» Requirement:
Reproduce the material in full, exactly as written.

Records from a data collection:
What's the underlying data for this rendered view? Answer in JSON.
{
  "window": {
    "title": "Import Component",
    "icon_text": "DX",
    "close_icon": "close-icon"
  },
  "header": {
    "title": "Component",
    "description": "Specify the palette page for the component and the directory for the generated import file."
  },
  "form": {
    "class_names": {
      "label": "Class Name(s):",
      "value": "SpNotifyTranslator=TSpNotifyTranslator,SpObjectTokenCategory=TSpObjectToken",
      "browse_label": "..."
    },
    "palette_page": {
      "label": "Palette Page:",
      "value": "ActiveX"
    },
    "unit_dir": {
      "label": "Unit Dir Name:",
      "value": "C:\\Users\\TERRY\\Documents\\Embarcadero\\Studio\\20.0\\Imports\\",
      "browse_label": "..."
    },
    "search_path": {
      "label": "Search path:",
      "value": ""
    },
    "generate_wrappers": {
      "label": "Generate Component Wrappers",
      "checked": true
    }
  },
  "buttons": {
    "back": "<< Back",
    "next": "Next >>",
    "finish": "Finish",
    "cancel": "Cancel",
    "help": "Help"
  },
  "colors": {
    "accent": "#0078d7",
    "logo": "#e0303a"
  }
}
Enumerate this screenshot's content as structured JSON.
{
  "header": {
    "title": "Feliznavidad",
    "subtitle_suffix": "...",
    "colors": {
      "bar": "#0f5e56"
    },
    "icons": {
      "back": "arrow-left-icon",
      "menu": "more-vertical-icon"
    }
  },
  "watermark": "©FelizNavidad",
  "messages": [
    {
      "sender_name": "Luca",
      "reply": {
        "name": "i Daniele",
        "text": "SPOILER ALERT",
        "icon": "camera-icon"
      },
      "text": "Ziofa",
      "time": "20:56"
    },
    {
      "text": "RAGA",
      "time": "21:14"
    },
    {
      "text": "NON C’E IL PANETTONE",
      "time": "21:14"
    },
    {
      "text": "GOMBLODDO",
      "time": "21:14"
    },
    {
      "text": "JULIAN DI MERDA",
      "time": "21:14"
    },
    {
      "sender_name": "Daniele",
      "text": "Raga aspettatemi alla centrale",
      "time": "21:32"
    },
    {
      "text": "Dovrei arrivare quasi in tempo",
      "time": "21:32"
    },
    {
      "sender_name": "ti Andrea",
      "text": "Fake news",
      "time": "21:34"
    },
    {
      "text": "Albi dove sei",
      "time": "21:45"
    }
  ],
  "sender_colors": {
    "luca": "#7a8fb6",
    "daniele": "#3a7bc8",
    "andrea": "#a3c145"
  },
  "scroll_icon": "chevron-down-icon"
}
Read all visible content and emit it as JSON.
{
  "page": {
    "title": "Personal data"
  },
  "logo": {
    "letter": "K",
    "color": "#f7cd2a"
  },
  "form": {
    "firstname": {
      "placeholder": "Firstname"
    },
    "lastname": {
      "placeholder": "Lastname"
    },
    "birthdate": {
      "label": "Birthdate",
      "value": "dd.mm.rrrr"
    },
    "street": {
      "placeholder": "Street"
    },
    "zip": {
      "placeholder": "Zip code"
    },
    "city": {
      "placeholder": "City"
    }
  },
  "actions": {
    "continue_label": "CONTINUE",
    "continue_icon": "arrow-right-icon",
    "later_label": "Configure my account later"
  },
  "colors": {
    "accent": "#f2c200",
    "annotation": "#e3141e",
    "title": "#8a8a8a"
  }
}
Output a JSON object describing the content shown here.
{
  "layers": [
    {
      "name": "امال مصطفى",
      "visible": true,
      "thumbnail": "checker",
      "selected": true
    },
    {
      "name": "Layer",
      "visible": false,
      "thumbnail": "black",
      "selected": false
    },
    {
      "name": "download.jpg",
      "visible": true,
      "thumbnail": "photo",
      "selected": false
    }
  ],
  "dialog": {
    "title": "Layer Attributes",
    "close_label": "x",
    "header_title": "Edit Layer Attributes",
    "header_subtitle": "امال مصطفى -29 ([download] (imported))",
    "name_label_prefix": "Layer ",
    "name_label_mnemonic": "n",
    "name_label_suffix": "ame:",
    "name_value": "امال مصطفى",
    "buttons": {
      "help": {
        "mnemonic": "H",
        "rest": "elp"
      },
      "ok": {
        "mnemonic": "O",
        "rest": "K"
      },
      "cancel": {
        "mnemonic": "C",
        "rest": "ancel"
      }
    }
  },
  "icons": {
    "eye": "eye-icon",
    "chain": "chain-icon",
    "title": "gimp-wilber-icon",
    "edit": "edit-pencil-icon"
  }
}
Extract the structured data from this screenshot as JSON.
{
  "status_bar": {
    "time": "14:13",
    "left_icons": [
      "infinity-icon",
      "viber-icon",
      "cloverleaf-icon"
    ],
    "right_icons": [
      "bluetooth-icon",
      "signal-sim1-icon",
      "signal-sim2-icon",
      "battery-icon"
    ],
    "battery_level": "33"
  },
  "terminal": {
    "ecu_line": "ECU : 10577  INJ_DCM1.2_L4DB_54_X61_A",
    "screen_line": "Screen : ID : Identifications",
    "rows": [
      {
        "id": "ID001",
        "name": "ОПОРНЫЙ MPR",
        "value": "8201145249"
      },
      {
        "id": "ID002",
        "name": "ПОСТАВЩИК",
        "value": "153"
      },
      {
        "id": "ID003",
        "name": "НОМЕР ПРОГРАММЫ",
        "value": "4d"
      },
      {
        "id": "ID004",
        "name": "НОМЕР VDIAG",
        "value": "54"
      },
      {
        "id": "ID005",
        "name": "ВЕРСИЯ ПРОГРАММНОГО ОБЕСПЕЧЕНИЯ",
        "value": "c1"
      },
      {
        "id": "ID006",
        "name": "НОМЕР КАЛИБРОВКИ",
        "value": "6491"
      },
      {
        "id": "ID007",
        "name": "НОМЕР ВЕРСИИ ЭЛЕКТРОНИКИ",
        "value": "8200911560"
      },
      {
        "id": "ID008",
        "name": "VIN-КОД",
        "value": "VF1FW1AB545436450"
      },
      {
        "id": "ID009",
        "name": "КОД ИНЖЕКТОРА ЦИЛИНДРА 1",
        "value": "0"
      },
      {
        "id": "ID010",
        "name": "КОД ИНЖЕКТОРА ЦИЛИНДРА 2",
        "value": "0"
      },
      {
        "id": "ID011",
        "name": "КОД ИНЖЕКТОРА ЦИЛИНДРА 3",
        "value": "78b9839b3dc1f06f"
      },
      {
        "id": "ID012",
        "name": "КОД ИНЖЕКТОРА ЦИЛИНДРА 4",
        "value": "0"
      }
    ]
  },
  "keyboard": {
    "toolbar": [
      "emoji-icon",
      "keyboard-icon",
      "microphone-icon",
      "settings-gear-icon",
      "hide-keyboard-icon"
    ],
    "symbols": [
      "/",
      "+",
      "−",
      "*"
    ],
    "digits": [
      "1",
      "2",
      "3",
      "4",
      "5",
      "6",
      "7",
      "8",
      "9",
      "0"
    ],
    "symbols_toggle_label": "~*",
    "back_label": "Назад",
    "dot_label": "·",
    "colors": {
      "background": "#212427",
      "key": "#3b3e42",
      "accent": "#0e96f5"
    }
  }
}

» Exercise solution:
What's the underlying data for this rendered view? Answer in JSON.
{
  "window": {
    "title": "Import Component",
    "icon_text": "DX",
    "close_icon": "close-icon"
  },
  "header": {
    "title": "Component",
    "description": "Specify the palette page for the component and the directory for the generated import file."
  },
  "form": {
    "class_names": {
      "label": "Class Name(s):",
      "value": "SpNotifyTranslator=TSpNotifyTranslator,SpObjectTokenCategory=TSpObjectToken",
      "browse_label": "..."
    },
    "palette_page": {
      "label": "Palette Page:",
      "value": "ActiveX"
    },
    "unit_dir": {
      "label": "Unit Dir Name:",
      "value": "C:\\Users\\TERRY\\Documents\\Embarcadero\\Studio\\20.0\\Imports\\",
      "browse_label": "..."
    },
    "search_path": {
      "label": "Search path:",
      "value": ""
    },
    "generate_wrappers": {
      "label": "Generate Component Wrappers",
      "checked": true
    }
  },
  "buttons": {
    "back": "<< Back",
    "next": "Next >>",
    "finish": "Finish",
    "cancel": "Cancel",
    "help": "Help"
  },
  "colors": {
    "accent": "#0078d7",
    "logo": "#e0303a"
  }
}
Enumerate this screenshot's content as structured JSON.
{
  "header": {
    "title": "Feliznavidad",
    "subtitle_suffix": "...",
    "colors": {
      "bar": "#0f5e56"
    },
    "icons": {
      "back": "arrow-left-icon",
      "menu": "more-vertical-icon"
    }
  },
  "watermark": "©FelizNavidad",
  "messages": [
    {
      "sender_name": "Luca",
      "reply": {
        "name": "i Daniele",
        "text": "SPOILER ALERT",
        "icon": "camera-icon"
      },
      "text": "Ziofa",
      "time": "20:56"
    },
    {
      "text": "RAGA",
      "time": "21:14"
    },
    {
      "text": "NON C’E IL PANETTONE",
      "time": "21:14"
    },
    {
      "text": "GOMBLODDO",
      "time": "21:14"
    },
    {
      "text": "JULIAN DI MERDA",
      "time": "21:14"
    },
    {
      "sender_name": "Daniele",
      "text": "Raga aspettatemi alla centrale",
      "time": "21:32"
    },
    {
      "text": "Dovrei arrivare quasi in tempo",
      "time": "21:32"
    },
    {
      "sender_name": "ti Andrea",
      "text": "Fake news",
      "time": "21:34"
    },
    {
      "text": "Albi dove sei",
      "time": "21:45"
    }
  ],
  "sender_colors": {
    "luca": "#7a8fb6",
    "daniele": "#3a7bc8",
    "andrea": "#a3c145"
  },
  "scroll_icon": "chevron-down-icon"
}
Read all visible content and emit it as JSON.
{
  "page": {
    "title": "Personal data"
  },
  "logo": {
    "letter": "K",
    "color": "#f7cd2a"
  },
  "form": {
    "firstname": {
      "placeholder": "Firstname"
    },
    "lastname": {
      "placeholder": "Lastname"
    },
    "birthdate": {
      "label": "Birthdate",
      "value": "dd.mm.rrrr"
    },
    "street": {
      "placeholder": "Street"
    },
    "zip": {
      "placeholder": "Zip code"
    },
    "city": {
      "placeholder": "City"
    }
  },
  "actions": {
    "continue_label": "CONTINUE",
    "continue_icon": "arrow-right-icon",
    "later_label": "Configure my account later"
  },
  "colors": {
    "accent": "#f2c200",
    "annotation": "#e3141e",
    "title": "#8a8a8a"
  }
}
Output a JSON object describing the content shown here.
{
  "layers": [
    {
      "name": "امال مصطفى",
      "visible": true,
      "thumbnail": "checker",
      "selected": true
    },
    {
      "name": "Layer",
      "visible": false,
      "thumbnail": "black",
      "selected": false
    },
    {
      "name": "download.jpg",
      "visible": true,
      "thumbnail": "photo",
      "selected": false
    }
  ],
  "dialog": {
    "title": "Layer Attributes",
    "close_label": "x",
    "header_title": "Edit Layer Attributes",
    "header_subtitle": "امال مصطفى -29 ([download] (imported))",
    "name_label_prefix": "Layer ",
    "name_label_mnemonic": "n",
    "name_label_suffix": "ame:",
    "name_value": "امال مصطفى",
    "buttons": {
      "help": {
        "mnemonic": "H",
        "rest": "elp"
      },
      "ok": {
        "mnemonic": "O",
        "rest": "K"
      },
      "cancel": {
        "mnemonic": "C",
        "rest": "ancel"
      }
    }
  },
  "icons": {
    "eye": "eye-icon",
    "chain": "chain-icon",
    "title": "gimp-wilber-icon",
    "edit": "edit-pencil-icon"
  }
}
Extract the structured data from this screenshot as JSON.
{
  "status_bar": {
    "time": "14:13",
    "left_icons": [
      "infinity-icon",
      "viber-icon",
      "cloverleaf-icon"
    ],
    "right_icons": [
      "bluetooth-icon",
      "signal-sim1-icon",
      "signal-sim2-icon",
      "battery-icon"
    ],
    "battery_level": "33"
  },
  "terminal": {
    "ecu_line": "ECU : 10577  INJ_DCM1.2_L4DB_54_X61_A",
    "screen_line": "Screen : ID : Identifications",
    "rows": [
      {
        "id": "ID001",
        "name": "ОПОРНЫЙ MPR",
        "value": "8201145249"
      },
      {
        "id": "ID002",
        "name": "ПОСТАВЩИК",
        "value": "153"
      },
      {
        "id": "ID003",
        "name": "НОМЕР ПРОГРАММЫ",
        "value": "4d"
      },
      {
        "id": "ID004",
        "name": "НОМЕР VDIAG",
        "value": "54"
      },
      {
        "id": "ID005",
        "name": "ВЕРСИЯ ПРОГРАММНОГО ОБЕСПЕЧЕНИЯ",
        "value": "c1"
      },
      {
        "id": "ID006",
        "name": "НОМЕР КАЛИБРОВКИ",
        "value": "6491"
      },
      {
        "id": "ID007",
        "name": "НОМЕР ВЕРСИИ ЭЛЕКТРОНИКИ",
        "value": "8200911560"
      },
      {
        "id": "ID008",
        "name": "VIN-КОД",
        "value": "VF1FW1AB545436450"
      },
      {
        "id": "ID009",
        "name": "КОД ИНЖЕКТОРА ЦИЛИНДРА 1",
        "value": "0"
      },
      {
        "id": "ID010",
        "name": "КОД ИНЖЕКТОРА ЦИЛИНДРА 2",
        "value": "0"
      },
      {
        "id": "ID011",
        "name": "КОД ИНЖЕКТОРА ЦИЛИНДРА 3",
        "value": "78b9839b3dc1f06f"
      },
      {
        "id": "ID012",
        "name": "КОД ИНЖЕКТОРА ЦИЛИНДРА 4",
        "value": "0"
      }
    ]
  },
  "keyboard": {
    "toolbar": [
      "emoji-icon",
      "keyboard-icon",
      "microphone-icon",
      "settings-gear-icon",
      "hide-keyboard-icon"
    ],
    "symbols": [
      "/",
      "+",
      "−",
      "*"
    ],
    "digits": [
      "1",
      "2",
      "3",
      "4",
      "5",
      "6",
      "7",
      "8",
      "9",
      "0"
    ],
    "symbols_toggle_label": "~*",
    "back_label": "Назад",
    "dot_label": "·",
    "colors": {
      "background": "#212427",
      "key": "#3b3e42",
      "accent": "#0e96f5"
    }
  }
}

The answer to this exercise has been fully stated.